Excerpted text -

# VW Golf MK 5 - from dust to glory



## angajatul (Oct 14, 2008)

This car had one of the worst paint condition I had to work on.I got the car at about 6 PM so the first pics don't reflect the real state of the paint....but the light inside will be the judge of that.
So this is how it looked when it came




























After a rinse I got to the snowfoam



















After a rinsing I got to the 2BM
Since it was already dark it was no point in taking pics of the 2BM before and after.
The car was taken inside and clayed.After masking it was time to turn on the light....










As I told you....disaster 
After a few combos I settled to 3M FCP on a white Lake Country pad that corrected about 85% in 2 passes followed by Menz 106 FA on a black White Country pad to get rid of any trails.

50/50



















Upper side of the door finished










Before










After
(no touch up paint so I couldn't do anything about that key marks)










Before










After










Before
notice ...no reflection on the VW logo










After










50/50



















50/50 on the logo....it might be the first here )










50/50










Before










After



















Before










After










The taillights where in a bad shape so I decided to polish them too

Before










After










Before










After










After correction I took the car outside for a quick wash
No LSP in these pics






















































































































Then back inside for the final steps
And this is how it looked after Chemical Guys Wet Mirror Finish,Jetseal 109 and a coat of Collinite 915
Enjoy


----------



## Guest (Dec 8, 2010)

Nice work mate, that really was in pretty awful condition before!


----------



## JasonPD (Jan 8, 2010)

Nice correction there, looking much better :thumb:


----------



## maxtherotti (Mar 2, 2009)

my god did they wash it with sand???:doublesho:doublesho:doublesho

brillaint turnaround fella:thumb:


----------



## paulmc08 (Feb 3, 2009)

That was a bad one

very nice work indeed


----------



## Phill_S (Mar 30, 2009)

Looks like it'd been washed with a brillo pad:lol:

Great turn around, bet the owners were amazed at it when they saw it after. :thumb:


----------



## "SkY" (Apr 21, 2009)

Great turnaround:thumb:


----------



## mk2jon (Mar 10, 2009)

Top job,like the 50/50 on the badge :thumb:


----------



## nickmak (May 29, 2010)

Nice work there, I bet the car drives faster now 'cause it is a much happier car!


----------



## james_death (Aug 9, 2010)

Lovely job


----------



## DambaOS (Oct 15, 2009)

Excellent work, looks good :thumb:


----------



## Jamie-SRi (Oct 18, 2010)

Nice work! Seeing a car in that state makes you wonder whar the owner/previous owners washing techniques were.....


----------



## Blue (Sep 15, 2008)

Wow! I hope they're going to wash it better now!

Top work!


----------



## toni (Oct 30, 2005)

Wirebrush anyone? 

Fantastic work!


----------



## colarado red (Jun 5, 2008)

Top job


----------



## FINCarbin (Mar 6, 2010)

That must be sandblasted or something before :lol:


----------



## Mr Face (Jan 22, 2009)

Lovely work fella :buffer: some beautiful 50/50 and look gorgeous in LSP :thumb:


----------



## Steve Burnett (Apr 21, 2009)

What a mess it started as. You've done a good job there.

Available data -
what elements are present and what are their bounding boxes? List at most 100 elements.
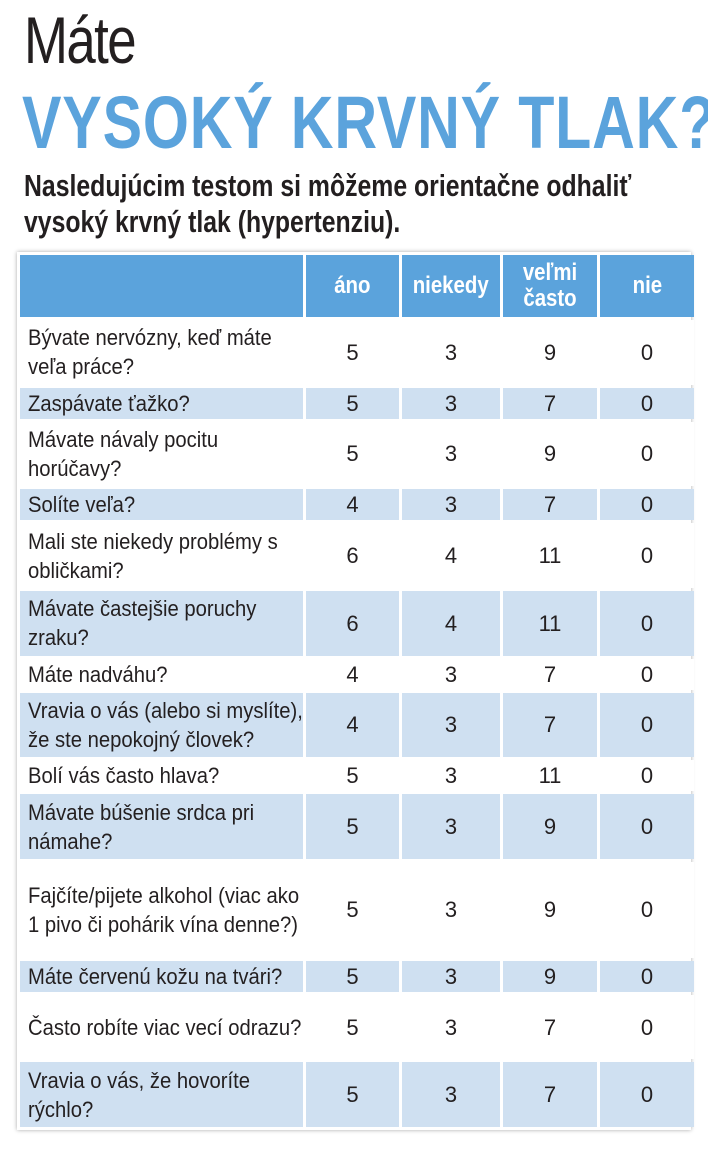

Complete the following -
• A. Answer these questions on the Golf MK5 detailing thread:
(i) Which compound and pad did the original poster settle on for correction, and in how many passes?
(ii) Why could nothing be done about the key marks?
(iii) Which three products were applied in the final steps?
• B. Reproduce the part of the Golf MK5 detailing thread between "## mk2jon (Mar" and "much happier car!", inclusive, without alteration.

Expected responses -
• A.
(i) 3M FCP on a white Lake Country pad, in 2 passes.
(ii) There was no touch-up paint.
(iii) Chemical Guys Wet Mirror Finish, Jetseal 109, and a coat of Collinite 915.

• B.
## mk2jon (Mar 10, 2009)

Top job,like the 50/50 on the badge :thumb:


----------



## nickmak (May 29, 2010)

Nice work there, I bet the car drives faster now 'cause it is a much happier car!